Extract all lines containing "Excl".

Data records:

## BEGIN

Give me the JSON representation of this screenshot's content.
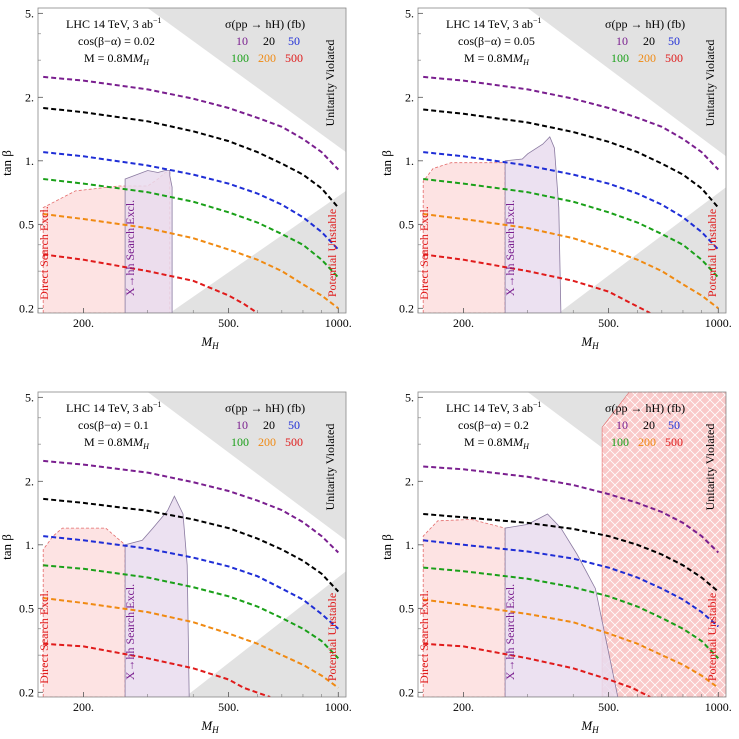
{
  "figure": {
    "legend_title": "σ(pp → hH) (fb)",
    "legend_values": [
      {
        "label": "10",
        "color": "#7a1f8f"
      },
      {
        "label": "20",
        "color": "#000000"
      },
      {
        "label": "50",
        "color": "#1f2ed6"
      },
      {
        "label": "100",
        "color": "#1aa019"
      },
      {
        "label": "200",
        "color": "#f08a12"
      },
      {
        "label": "500",
        "color": "#e01b1b"
      }
    ],
    "region_labels": {
      "unitarity": "Unitarity Violated",
      "potential": "Potential Unstable",
      "direct": "Direct Search Excl.",
      "xhh": "X→hh Search Excl."
    },
    "colors": {
      "gray_region": "#e2e2e2",
      "direct_fill": "#fde3e3",
      "direct_edge": "#e36a6a",
      "xhh_fill": "#e9dcef",
      "xhh_edge": "#8a7aa0",
      "hatch_fill": "#f9c9c9"
    }
  },
  "chart_data": [
    {
      "type": "line",
      "header": "LHC 14 TeV, 3 ab",
      "header_sup": "−1",
      "cos_label": "cos(β−α) = 0.02",
      "mass_label": "M = 0.8M",
      "xlabel": "M",
      "xlabel_sub": "H",
      "ylabel": "tan β",
      "xscale": "log",
      "yscale": "log",
      "xlim": [
        150,
        1050
      ],
      "ylim": [
        0.19,
        5.3
      ],
      "x_ticks": [
        "200.",
        "500.",
        "1000."
      ],
      "x_tick_values": [
        200,
        500,
        1000
      ],
      "y_ticks": [
        "0.2",
        "0.5",
        "1.",
        "2.",
        "5."
      ],
      "y_tick_values": [
        0.2,
        0.5,
        1,
        2,
        5
      ],
      "series": [
        {
          "name": "10",
          "x": [
            155,
            200,
            300,
            400,
            500,
            600,
            700,
            800,
            900,
            1000
          ],
          "y": [
            2.5,
            2.4,
            2.18,
            1.97,
            1.78,
            1.6,
            1.45,
            1.27,
            1.1,
            0.91
          ]
        },
        {
          "name": "20",
          "x": [
            155,
            200,
            300,
            400,
            500,
            600,
            700,
            800,
            900,
            1000
          ],
          "y": [
            1.78,
            1.7,
            1.54,
            1.38,
            1.24,
            1.1,
            0.97,
            0.86,
            0.74,
            0.6
          ]
        },
        {
          "name": "50",
          "x": [
            155,
            200,
            300,
            400,
            500,
            600,
            700,
            800,
            900,
            1000
          ],
          "y": [
            1.1,
            1.05,
            0.95,
            0.86,
            0.78,
            0.7,
            0.62,
            0.54,
            0.46,
            0.38
          ]
        },
        {
          "name": "100",
          "x": [
            155,
            200,
            300,
            400,
            500,
            600,
            700,
            800,
            900,
            1000
          ],
          "y": [
            0.82,
            0.78,
            0.71,
            0.64,
            0.57,
            0.51,
            0.45,
            0.4,
            0.34,
            0.28
          ]
        },
        {
          "name": "200",
          "x": [
            155,
            200,
            300,
            400,
            500,
            600,
            700,
            800,
            900,
            1000
          ],
          "y": [
            0.56,
            0.53,
            0.48,
            0.43,
            0.38,
            0.34,
            0.3,
            0.26,
            0.23,
            0.2
          ]
        },
        {
          "name": "500",
          "x": [
            155,
            200,
            300,
            400,
            500,
            550,
            600
          ],
          "y": [
            0.36,
            0.34,
            0.3,
            0.27,
            0.23,
            0.21,
            0.19
          ]
        }
      ],
      "direct_region": [
        [
          155,
          0.19
        ],
        [
          155,
          0.6
        ],
        [
          190,
          0.72
        ],
        [
          250,
          0.76
        ],
        [
          300,
          0.76
        ],
        [
          320,
          0.82
        ],
        [
          335,
          0.88
        ],
        [
          345,
          0.88
        ],
        [
          345,
          0.19
        ]
      ],
      "xhh_region": [
        [
          260,
          0.19
        ],
        [
          260,
          0.82
        ],
        [
          280,
          0.86
        ],
        [
          300,
          0.9
        ],
        [
          320,
          0.88
        ],
        [
          335,
          0.9
        ],
        [
          345,
          0.9
        ],
        [
          345,
          0.85
        ],
        [
          350,
          0.75
        ],
        [
          350,
          0.19
        ]
      ],
      "unitarity_region": [
        [
          300,
          5.3
        ],
        [
          1050,
          5.3
        ],
        [
          1050,
          1.1
        ]
      ],
      "potential_region": [
        [
          345,
          0.19
        ],
        [
          1050,
          0.72
        ],
        [
          1050,
          0.19
        ]
      ],
      "hatched_region": []
    },
    {
      "type": "line",
      "header": "LHC 14 TeV, 3 ab",
      "header_sup": "−1",
      "cos_label": "cos(β−α) = 0.05",
      "mass_label": "M = 0.8M",
      "xlabel": "M",
      "xlabel_sub": "H",
      "ylabel": "tan β",
      "xscale": "log",
      "yscale": "log",
      "xlim": [
        150,
        1050
      ],
      "ylim": [
        0.19,
        5.3
      ],
      "x_ticks": [
        "200.",
        "500.",
        "1000."
      ],
      "x_tick_values": [
        200,
        500,
        1000
      ],
      "y_ticks": [
        "0.2",
        "0.5",
        "1.",
        "2.",
        "5."
      ],
      "y_tick_values": [
        0.2,
        0.5,
        1,
        2,
        5
      ],
      "series": [
        {
          "name": "10",
          "x": [
            155,
            200,
            300,
            400,
            500,
            600,
            700,
            800,
            900,
            1000
          ],
          "y": [
            2.5,
            2.4,
            2.18,
            1.97,
            1.78,
            1.6,
            1.45,
            1.27,
            1.1,
            0.91
          ]
        },
        {
          "name": "20",
          "x": [
            155,
            200,
            300,
            400,
            500,
            600,
            700,
            800,
            900,
            1000
          ],
          "y": [
            1.75,
            1.67,
            1.52,
            1.37,
            1.23,
            1.1,
            0.97,
            0.86,
            0.74,
            0.6
          ]
        },
        {
          "name": "50",
          "x": [
            155,
            200,
            300,
            400,
            500,
            600,
            700,
            800,
            900,
            1000
          ],
          "y": [
            1.1,
            1.05,
            0.95,
            0.86,
            0.78,
            0.7,
            0.62,
            0.54,
            0.46,
            0.38
          ]
        },
        {
          "name": "100",
          "x": [
            155,
            200,
            300,
            400,
            500,
            600,
            700,
            800,
            900,
            1000
          ],
          "y": [
            0.82,
            0.78,
            0.71,
            0.64,
            0.57,
            0.51,
            0.45,
            0.4,
            0.34,
            0.28
          ]
        },
        {
          "name": "200",
          "x": [
            155,
            200,
            300,
            400,
            500,
            600,
            700,
            800,
            900,
            1000
          ],
          "y": [
            0.56,
            0.53,
            0.48,
            0.43,
            0.38,
            0.34,
            0.3,
            0.26,
            0.23,
            0.2
          ]
        },
        {
          "name": "500",
          "x": [
            155,
            200,
            300,
            400,
            500,
            580,
            650
          ],
          "y": [
            0.36,
            0.34,
            0.3,
            0.27,
            0.24,
            0.21,
            0.19
          ]
        }
      ],
      "direct_region": [
        [
          155,
          0.19
        ],
        [
          155,
          0.8
        ],
        [
          165,
          0.92
        ],
        [
          185,
          0.98
        ],
        [
          260,
          0.98
        ],
        [
          260,
          0.19
        ]
      ],
      "xhh_region": [
        [
          260,
          0.19
        ],
        [
          260,
          1.0
        ],
        [
          290,
          1.02
        ],
        [
          300,
          1.08
        ],
        [
          330,
          1.2
        ],
        [
          345,
          1.3
        ],
        [
          355,
          1.15
        ],
        [
          365,
          0.6
        ],
        [
          370,
          0.19
        ]
      ],
      "unitarity_region": [
        [
          300,
          5.3
        ],
        [
          1050,
          5.3
        ],
        [
          1050,
          1.05
        ]
      ],
      "potential_region": [
        [
          365,
          0.19
        ],
        [
          1050,
          0.75
        ],
        [
          1050,
          0.19
        ]
      ],
      "hatched_region": []
    },
    {
      "type": "line",
      "header": "LHC 14 TeV, 3 ab",
      "header_sup": "−1",
      "cos_label": "cos(β−α) = 0.1",
      "mass_label": "M = 0.8M",
      "xlabel": "M",
      "xlabel_sub": "H",
      "ylabel": "tan β",
      "xscale": "log",
      "yscale": "log",
      "xlim": [
        150,
        1050
      ],
      "ylim": [
        0.19,
        5.3
      ],
      "x_ticks": [
        "200.",
        "500.",
        "1000."
      ],
      "x_tick_values": [
        200,
        500,
        1000
      ],
      "y_ticks": [
        "0.2",
        "0.5",
        "1.",
        "2.",
        "5."
      ],
      "y_tick_values": [
        0.2,
        0.5,
        1,
        2,
        5
      ],
      "series": [
        {
          "name": "10",
          "x": [
            155,
            200,
            300,
            400,
            500,
            600,
            700,
            800,
            900,
            1000
          ],
          "y": [
            2.5,
            2.4,
            2.2,
            1.98,
            1.8,
            1.62,
            1.46,
            1.28,
            1.1,
            0.92
          ]
        },
        {
          "name": "20",
          "x": [
            155,
            200,
            300,
            400,
            500,
            600,
            700,
            800,
            900,
            1000
          ],
          "y": [
            1.65,
            1.58,
            1.45,
            1.32,
            1.2,
            1.07,
            0.95,
            0.84,
            0.73,
            0.6
          ]
        },
        {
          "name": "50",
          "x": [
            155,
            200,
            300,
            400,
            500,
            600,
            700,
            800,
            900,
            1000
          ],
          "y": [
            1.1,
            1.05,
            0.96,
            0.87,
            0.79,
            0.71,
            0.62,
            0.55,
            0.47,
            0.4
          ]
        },
        {
          "name": "100",
          "x": [
            155,
            200,
            300,
            400,
            500,
            600,
            700,
            800,
            900,
            1000
          ],
          "y": [
            0.8,
            0.77,
            0.7,
            0.63,
            0.57,
            0.51,
            0.45,
            0.4,
            0.35,
            0.29
          ]
        },
        {
          "name": "200",
          "x": [
            155,
            200,
            300,
            400,
            500,
            600,
            700,
            800,
            900,
            1000
          ],
          "y": [
            0.56,
            0.53,
            0.48,
            0.43,
            0.38,
            0.34,
            0.3,
            0.27,
            0.24,
            0.21
          ]
        },
        {
          "name": "500",
          "x": [
            155,
            200,
            300,
            400,
            500,
            550,
            650
          ],
          "y": [
            0.34,
            0.33,
            0.29,
            0.26,
            0.23,
            0.21,
            0.19
          ]
        }
      ],
      "direct_region": [
        [
          155,
          0.19
        ],
        [
          155,
          0.95
        ],
        [
          165,
          1.1
        ],
        [
          175,
          1.2
        ],
        [
          230,
          1.2
        ],
        [
          260,
          1.0
        ],
        [
          260,
          0.19
        ]
      ],
      "xhh_region": [
        [
          260,
          0.19
        ],
        [
          260,
          1.0
        ],
        [
          290,
          1.05
        ],
        [
          310,
          1.2
        ],
        [
          340,
          1.45
        ],
        [
          355,
          1.7
        ],
        [
          375,
          1.4
        ],
        [
          385,
          0.8
        ],
        [
          390,
          0.19
        ]
      ],
      "unitarity_region": [
        [
          300,
          5.3
        ],
        [
          1050,
          5.3
        ],
        [
          1050,
          1.05
        ]
      ],
      "potential_region": [
        [
          380,
          0.19
        ],
        [
          1050,
          0.75
        ],
        [
          1050,
          0.19
        ]
      ],
      "hatched_region": []
    },
    {
      "type": "line",
      "header": "LHC 14 TeV, 3 ab",
      "header_sup": "−1",
      "cos_label": "cos(β−α) = 0.2",
      "mass_label": "M = 0.8M",
      "xlabel": "M",
      "xlabel_sub": "H",
      "ylabel": "tan β",
      "xscale": "log",
      "yscale": "log",
      "xlim": [
        150,
        1050
      ],
      "ylim": [
        0.19,
        5.3
      ],
      "x_ticks": [
        "200.",
        "500.",
        "1000."
      ],
      "x_tick_values": [
        200,
        500,
        1000
      ],
      "y_ticks": [
        "0.2",
        "0.5",
        "1.",
        "2.",
        "5."
      ],
      "y_tick_values": [
        0.2,
        0.5,
        1,
        2,
        5
      ],
      "series": [
        {
          "name": "10",
          "x": [
            155,
            200,
            300,
            400,
            500,
            600,
            700,
            800,
            900,
            1000
          ],
          "y": [
            2.35,
            2.28,
            2.1,
            1.92,
            1.74,
            1.58,
            1.43,
            1.27,
            1.1,
            0.92
          ]
        },
        {
          "name": "20",
          "x": [
            155,
            200,
            300,
            400,
            500,
            600,
            700,
            800,
            900,
            1000
          ],
          "y": [
            1.4,
            1.35,
            1.27,
            1.19,
            1.1,
            1.0,
            0.9,
            0.8,
            0.7,
            0.6
          ]
        },
        {
          "name": "50",
          "x": [
            155,
            200,
            300,
            400,
            500,
            600,
            700,
            800,
            900,
            1000
          ],
          "y": [
            1.05,
            1.0,
            0.93,
            0.86,
            0.78,
            0.7,
            0.62,
            0.55,
            0.48,
            0.41
          ]
        },
        {
          "name": "100",
          "x": [
            155,
            200,
            300,
            400,
            500,
            600,
            700,
            800,
            900,
            1000
          ],
          "y": [
            0.78,
            0.75,
            0.69,
            0.63,
            0.57,
            0.51,
            0.45,
            0.4,
            0.35,
            0.29
          ]
        },
        {
          "name": "200",
          "x": [
            155,
            200,
            300,
            400,
            500,
            600,
            700,
            800,
            900,
            1000
          ],
          "y": [
            0.55,
            0.52,
            0.47,
            0.43,
            0.38,
            0.34,
            0.3,
            0.27,
            0.24,
            0.21
          ]
        },
        {
          "name": "500",
          "x": [
            155,
            200,
            300,
            400,
            500,
            580,
            650
          ],
          "y": [
            0.34,
            0.33,
            0.29,
            0.26,
            0.23,
            0.21,
            0.19
          ]
        }
      ],
      "direct_region": [
        [
          155,
          0.19
        ],
        [
          155,
          1.1
        ],
        [
          170,
          1.3
        ],
        [
          210,
          1.32
        ],
        [
          260,
          1.2
        ],
        [
          260,
          0.19
        ]
      ],
      "xhh_region": [
        [
          260,
          0.19
        ],
        [
          260,
          1.2
        ],
        [
          300,
          1.25
        ],
        [
          340,
          1.4
        ],
        [
          370,
          1.2
        ],
        [
          410,
          0.9
        ],
        [
          460,
          0.62
        ],
        [
          530,
          0.19
        ]
      ],
      "unitarity_region": [
        [
          300,
          5.3
        ],
        [
          1050,
          5.3
        ],
        [
          1050,
          1.05
        ]
      ],
      "potential_region": [
        [
          600,
          0.19
        ],
        [
          1050,
          0.6
        ],
        [
          1050,
          0.19
        ]
      ],
      "hatched_region": [
        [
          480,
          0.19
        ],
        [
          480,
          3.6
        ],
        [
          570,
          5.3
        ],
        [
          1050,
          5.3
        ],
        [
          1050,
          0.19
        ]
      ]
    }
  ]
}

## END

- [REPLY TO THE EXERCISE]
      "direct": "Direct Search Excl.",
      "xhh": "X→hh Search Excl."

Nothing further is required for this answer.